DATA SHOWN.
+--

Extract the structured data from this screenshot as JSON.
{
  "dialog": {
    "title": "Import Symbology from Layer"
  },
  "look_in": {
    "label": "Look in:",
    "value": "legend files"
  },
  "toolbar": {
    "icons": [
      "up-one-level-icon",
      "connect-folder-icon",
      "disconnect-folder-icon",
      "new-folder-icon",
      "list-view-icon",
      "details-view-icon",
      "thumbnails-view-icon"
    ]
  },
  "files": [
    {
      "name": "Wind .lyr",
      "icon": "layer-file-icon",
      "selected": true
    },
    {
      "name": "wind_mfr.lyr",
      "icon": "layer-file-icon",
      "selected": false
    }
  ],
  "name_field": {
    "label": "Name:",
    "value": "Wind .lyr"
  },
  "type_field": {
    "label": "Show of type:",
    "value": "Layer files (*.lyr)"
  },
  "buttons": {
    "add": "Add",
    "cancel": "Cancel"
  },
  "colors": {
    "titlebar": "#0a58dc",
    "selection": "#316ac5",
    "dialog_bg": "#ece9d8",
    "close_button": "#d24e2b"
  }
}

+--

TO BE DONE.
Using the material above, work out how many lines contain the string "folder". Give that number alone.

WRITTEN RESPONSE.
3